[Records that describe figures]
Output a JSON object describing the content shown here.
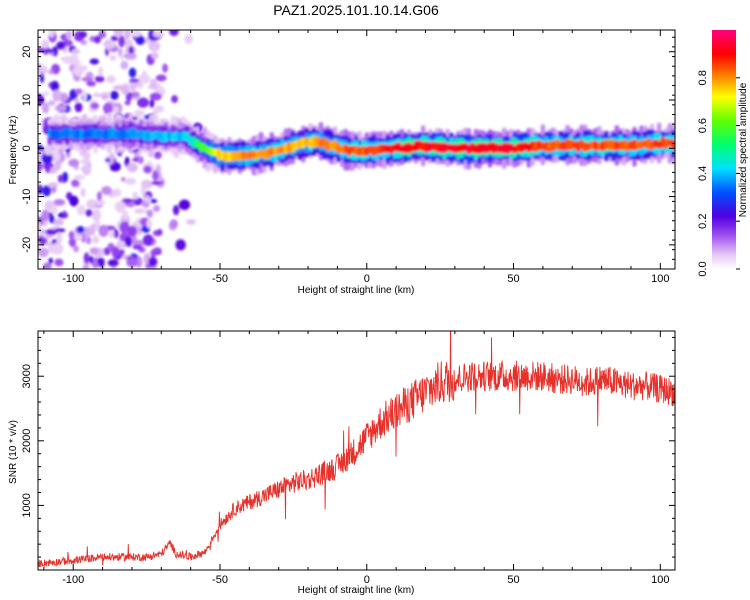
{
  "colors": {
    "snr_line": "#e8302a",
    "frame": "#000000",
    "background": "#ffffff"
  },
  "chart_data": [
    {
      "type": "heatmap",
      "title": "PAZ1.2025.101.10.14.G06",
      "xlabel": "Height of straight line (km)",
      "ylabel": "Frequency (Hz)",
      "xlim": [
        -112,
        105
      ],
      "ylim": [
        -25,
        24.5
      ],
      "xticks": [
        -100,
        -50,
        0,
        50,
        100
      ],
      "yticks": [
        -20,
        -10,
        0,
        10,
        20
      ],
      "colorbar": {
        "label": "Normalized spectral amplitude",
        "range": [
          0,
          1
        ],
        "ticks": [
          "0.0",
          "0.2",
          "0.4",
          "0.6",
          "0.8"
        ],
        "colormap": "white-purple-blue-cyan-green-yellow-red-magenta"
      },
      "ridge": {
        "x": [
          -100,
          -90,
          -80,
          -70,
          -62,
          -57,
          -50,
          -40,
          -30,
          -22,
          -17,
          -12,
          -5,
          0,
          10,
          20,
          30,
          40,
          50,
          60,
          70,
          80,
          90,
          100,
          105
        ],
        "freq": [
          3.0,
          3.0,
          3.0,
          2.5,
          2.5,
          0.5,
          -1.5,
          -1.5,
          -0.5,
          1.0,
          1.5,
          0.5,
          -0.5,
          -0.5,
          0.0,
          0.5,
          0.0,
          0.0,
          0.0,
          0.5,
          0.5,
          0.5,
          0.5,
          1.0,
          1.0
        ],
        "amplitude": [
          0.35,
          0.35,
          0.35,
          0.4,
          0.4,
          0.55,
          0.75,
          0.8,
          0.8,
          0.75,
          0.8,
          0.8,
          0.85,
          0.85,
          0.9,
          0.9,
          0.92,
          0.92,
          0.92,
          0.85,
          0.85,
          0.85,
          0.85,
          0.85,
          0.85
        ]
      },
      "noise": "scattered low-amplitude blobs for x < -55 km across all frequencies"
    },
    {
      "type": "line",
      "xlabel": "Height of straight line (km)",
      "ylabel": "SNR (10 * v/v)",
      "xlim": [
        -112,
        105
      ],
      "ylim": [
        0,
        3700
      ],
      "xticks": [
        -100,
        -50,
        0,
        50,
        100
      ],
      "yticks": [
        1000,
        2000,
        3000
      ],
      "series": [
        {
          "x": [
            -112,
            -100,
            -90,
            -80,
            -75,
            -70,
            -67,
            -65,
            -60,
            -55,
            -50,
            -45,
            -40,
            -35,
            -30,
            -25,
            -20,
            -15,
            -10,
            -5,
            0,
            5,
            10,
            15,
            20,
            25,
            30,
            35,
            40,
            45,
            50,
            55,
            60,
            65,
            70,
            75,
            80,
            85,
            90,
            95,
            100,
            105
          ],
          "values": [
            100,
            150,
            200,
            200,
            200,
            250,
            420,
            250,
            200,
            280,
            700,
            950,
            1050,
            1150,
            1250,
            1350,
            1400,
            1500,
            1600,
            1800,
            2050,
            2300,
            2450,
            2600,
            2750,
            2900,
            2950,
            3000,
            3000,
            3000,
            3000,
            3000,
            3000,
            2950,
            2950,
            2900,
            2950,
            2900,
            2850,
            2850,
            2800,
            2750
          ]
        }
      ]
    }
  ]
}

- **YOUR GOAL**:
Repeat the listing above exactly, with no pictures.

- **SOLUTION TO THE EXERCISE**:
Output a JSON object describing the content shown here.
{
  "colors": {
    "snr_line": "#e8302a",
    "frame": "#000000",
    "background": "#ffffff"
  },
  "chart_data": [
    {
      "type": "heatmap",
      "title": "PAZ1.2025.101.10.14.G06",
      "xlabel": "Height of straight line (km)",
      "ylabel": "Frequency (Hz)",
      "xlim": [
        -112,
        105
      ],
      "ylim": [
        -25,
        24.5
      ],
      "xticks": [
        -100,
        -50,
        0,
        50,
        100
      ],
      "yticks": [
        -20,
        -10,
        0,
        10,
        20
      ],
      "colorbar": {
        "label": "Normalized spectral amplitude",
        "range": [
          0,
          1
        ],
        "ticks": [
          "0.0",
          "0.2",
          "0.4",
          "0.6",
          "0.8"
        ],
        "colormap": "white-purple-blue-cyan-green-yellow-red-magenta"
      },
      "ridge": {
        "x": [
          -100,
          -90,
          -80,
          -70,
          -62,
          -57,
          -50,
          -40,
          -30,
          -22,
          -17,
          -12,
          -5,
          0,
          10,
          20,
          30,
          40,
          50,
          60,
          70,
          80,
          90,
          100,
          105
        ],
        "freq": [
          3.0,
          3.0,
          3.0,
          2.5,
          2.5,
          0.5,
          -1.5,
          -1.5,
          -0.5,
          1.0,
          1.5,
          0.5,
          -0.5,
          -0.5,
          0.0,
          0.5,
          0.0,
          0.0,
          0.0,
          0.5,
          0.5,
          0.5,
          0.5,
          1.0,
          1.0
        ],
        "amplitude": [
          0.35,
          0.35,
          0.35,
          0.4,
          0.4,
          0.55,
          0.75,
          0.8,
          0.8,
          0.75,
          0.8,
          0.8,
          0.85,
          0.85,
          0.9,
          0.9,
          0.92,
          0.92,
          0.92,
          0.85,
          0.85,
          0.85,
          0.85,
          0.85,
          0.85
        ]
      },
      "noise": "scattered low-amplitude blobs for x < -55 km across all frequencies"
    },
    {
      "type": "line",
      "xlabel": "Height of straight line (km)",
      "ylabel": "SNR (10 * v/v)",
      "xlim": [
        -112,
        105
      ],
      "ylim": [
        0,
        3700
      ],
      "xticks": [
        -100,
        -50,
        0,
        50,
        100
      ],
      "yticks": [
        1000,
        2000,
        3000
      ],
      "series": [
        {
          "x": [
            -112,
            -100,
            -90,
            -80,
            -75,
            -70,
            -67,
            -65,
            -60,
            -55,
            -50,
            -45,
            -40,
            -35,
            -30,
            -25,
            -20,
            -15,
            -10,
            -5,
            0,
            5,
            10,
            15,
            20,
            25,
            30,
            35,
            40,
            45,
            50,
            55,
            60,
            65,
            70,
            75,
            80,
            85,
            90,
            95,
            100,
            105
          ],
          "values": [
            100,
            150,
            200,
            200,
            200,
            250,
            420,
            250,
            200,
            280,
            700,
            950,
            1050,
            1150,
            1250,
            1350,
            1400,
            1500,
            1600,
            1800,
            2050,
            2300,
            2450,
            2600,
            2750,
            2900,
            2950,
            3000,
            3000,
            3000,
            3000,
            3000,
            3000,
            2950,
            2950,
            2900,
            2950,
            2900,
            2850,
            2850,
            2800,
            2750
          ]
        }
      ]
    }
  ]
}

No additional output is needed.